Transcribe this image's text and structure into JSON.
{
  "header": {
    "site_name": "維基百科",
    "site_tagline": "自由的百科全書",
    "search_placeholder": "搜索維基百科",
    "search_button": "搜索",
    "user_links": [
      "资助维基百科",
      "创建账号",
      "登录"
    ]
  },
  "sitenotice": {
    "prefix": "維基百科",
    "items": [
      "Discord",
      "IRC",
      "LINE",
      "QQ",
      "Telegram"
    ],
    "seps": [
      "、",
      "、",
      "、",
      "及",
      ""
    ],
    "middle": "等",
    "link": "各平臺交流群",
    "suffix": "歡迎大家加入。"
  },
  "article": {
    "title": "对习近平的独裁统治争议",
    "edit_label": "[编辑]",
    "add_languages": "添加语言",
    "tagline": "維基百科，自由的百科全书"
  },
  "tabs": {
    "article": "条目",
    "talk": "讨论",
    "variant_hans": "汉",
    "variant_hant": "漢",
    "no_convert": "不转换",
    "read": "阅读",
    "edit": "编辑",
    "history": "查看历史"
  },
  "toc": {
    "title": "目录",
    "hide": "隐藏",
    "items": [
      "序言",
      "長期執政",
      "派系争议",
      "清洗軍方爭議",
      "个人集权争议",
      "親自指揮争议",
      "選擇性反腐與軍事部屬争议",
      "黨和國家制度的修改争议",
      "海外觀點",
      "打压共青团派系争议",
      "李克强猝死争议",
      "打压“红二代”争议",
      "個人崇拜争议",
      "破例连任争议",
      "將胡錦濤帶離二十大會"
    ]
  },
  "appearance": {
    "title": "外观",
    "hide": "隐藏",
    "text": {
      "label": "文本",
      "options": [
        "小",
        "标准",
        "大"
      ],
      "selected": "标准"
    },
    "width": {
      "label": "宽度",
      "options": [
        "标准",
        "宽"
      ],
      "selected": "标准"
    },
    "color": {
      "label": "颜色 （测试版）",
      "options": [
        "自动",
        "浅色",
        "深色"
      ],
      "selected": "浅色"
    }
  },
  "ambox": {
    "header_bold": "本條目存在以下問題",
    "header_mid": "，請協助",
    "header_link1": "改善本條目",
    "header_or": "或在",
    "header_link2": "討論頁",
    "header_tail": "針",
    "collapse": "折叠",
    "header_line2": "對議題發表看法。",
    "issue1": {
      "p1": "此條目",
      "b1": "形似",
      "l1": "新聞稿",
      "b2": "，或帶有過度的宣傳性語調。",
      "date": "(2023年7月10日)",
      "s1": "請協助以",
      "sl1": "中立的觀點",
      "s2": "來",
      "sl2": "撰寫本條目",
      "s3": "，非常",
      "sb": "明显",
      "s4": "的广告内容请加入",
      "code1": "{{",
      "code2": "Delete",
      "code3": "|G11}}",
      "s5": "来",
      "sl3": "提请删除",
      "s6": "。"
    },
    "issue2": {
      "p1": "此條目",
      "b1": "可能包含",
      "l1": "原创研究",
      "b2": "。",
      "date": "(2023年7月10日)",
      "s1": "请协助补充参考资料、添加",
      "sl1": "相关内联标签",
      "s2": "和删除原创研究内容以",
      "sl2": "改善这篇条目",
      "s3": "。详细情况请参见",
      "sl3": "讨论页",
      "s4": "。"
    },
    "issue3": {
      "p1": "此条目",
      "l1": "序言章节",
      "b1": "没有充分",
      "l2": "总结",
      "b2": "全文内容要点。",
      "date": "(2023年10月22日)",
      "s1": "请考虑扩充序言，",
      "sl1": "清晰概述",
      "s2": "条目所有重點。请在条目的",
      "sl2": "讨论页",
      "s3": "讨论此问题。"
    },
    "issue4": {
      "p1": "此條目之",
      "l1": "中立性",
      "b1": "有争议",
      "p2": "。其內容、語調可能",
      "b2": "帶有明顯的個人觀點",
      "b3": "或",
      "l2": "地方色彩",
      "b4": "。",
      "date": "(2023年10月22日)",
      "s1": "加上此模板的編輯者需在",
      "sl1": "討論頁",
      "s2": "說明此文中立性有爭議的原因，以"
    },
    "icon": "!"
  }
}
|---|
* **Given instruction**: Repeat the records above exactly.

* **Answer**:
Transcribe this image's text and structure into JSON.
{
  "header": {
    "site_name": "維基百科",
    "site_tagline": "自由的百科全書",
    "search_placeholder": "搜索維基百科",
    "search_button": "搜索",
    "user_links": [
      "资助维基百科",
      "创建账号",
      "登录"
    ]
  },
  "sitenotice": {
    "prefix": "維基百科",
    "items": [
      "Discord",
      "IRC",
      "LINE",
      "QQ",
      "Telegram"
    ],
    "seps": [
      "、",
      "、",
      "、",
      "及",
      ""
    ],
    "middle": "等",
    "link": "各平臺交流群",
    "suffix": "歡迎大家加入。"
  },
  "article": {
    "title": "对习近平的独裁统治争议",
    "edit_label": "[编辑]",
    "add_languages": "添加语言",
    "tagline": "維基百科，自由的百科全书"
  },
  "tabs": {
    "article": "条目",
    "talk": "讨论",
    "variant_hans": "汉",
    "variant_hant": "漢",
    "no_convert": "不转换",
    "read": "阅读",
    "edit": "编辑",
    "history": "查看历史"
  },
  "toc": {
    "title": "目录",
    "hide": "隐藏",
    "items": [
      "序言",
      "長期執政",
      "派系争议",
      "清洗軍方爭議",
      "个人集权争议",
      "親自指揮争议",
      "選擇性反腐與軍事部屬争议",
      "黨和國家制度的修改争议",
      "海外觀點",
      "打压共青团派系争议",
      "李克强猝死争议",
      "打压“红二代”争议",
      "個人崇拜争议",
      "破例连任争议",
      "將胡錦濤帶離二十大會"
    ]
  },
  "appearance": {
    "title": "外观",
    "hide": "隐藏",
    "text": {
      "label": "文本",
      "options": [
        "小",
        "标准",
        "大"
      ],
      "selected": "标准"
    },
    "width": {
      "label": "宽度",
      "options": [
        "标准",
        "宽"
      ],
      "selected": "标准"
    },
    "color": {
      "label": "颜色 （测试版）",
      "options": [
        "自动",
        "浅色",
        "深色"
      ],
      "selected": "浅色"
    }
  },
  "ambox": {
    "header_bold": "本條目存在以下問題",
    "header_mid": "，請協助",
    "header_link1": "改善本條目",
    "header_or": "或在",
    "header_link2": "討論頁",
    "header_tail": "針",
    "collapse": "折叠",
    "header_line2": "對議題發表看法。",
    "issue1": {
      "p1": "此條目",
      "b1": "形似",
      "l1": "新聞稿",
      "b2": "，或帶有過度的宣傳性語調。",
      "date": "(2023年7月10日)",
      "s1": "請協助以",
      "sl1": "中立的觀點",
      "s2": "來",
      "sl2": "撰寫本條目",
      "s3": "，非常",
      "sb": "明显",
      "s4": "的广告内容请加入",
      "code1": "{{",
      "code2": "Delete",
      "code3": "|G11}}",
      "s5": "来",
      "sl3": "提请删除",
      "s6": "。"
    },
    "issue2": {
      "p1": "此條目",
      "b1": "可能包含",
      "l1": "原创研究",
      "b2": "。",
      "date": "(2023年7月10日)",
      "s1": "请协助补充参考资料、添加",
      "sl1": "相关内联标签",
      "s2": "和删除原创研究内容以",
      "sl2": "改善这篇条目",
      "s3": "。详细情况请参见",
      "sl3": "讨论页",
      "s4": "。"
    },
    "issue3": {
      "p1": "此条目",
      "l1": "序言章节",
      "b1": "没有充分",
      "l2": "总结",
      "b2": "全文内容要点。",
      "date": "(2023年10月22日)",
      "s1": "请考虑扩充序言，",
      "sl1": "清晰概述",
      "s2": "条目所有重點。请在条目的",
      "sl2": "讨论页",
      "s3": "讨论此问题。"
    },
    "issue4": {
      "p1": "此條目之",
      "l1": "中立性",
      "b1": "有争议",
      "p2": "。其內容、語調可能",
      "b2": "帶有明顯的個人觀點",
      "b3": "或",
      "l2": "地方色彩",
      "b4": "。",
      "date": "(2023年10月22日)",
      "s1": "加上此模板的編輯者需在",
      "sl1": "討論頁",
      "s2": "說明此文中立性有爭議的原因，以"
    },
    "icon": "!"
  }
}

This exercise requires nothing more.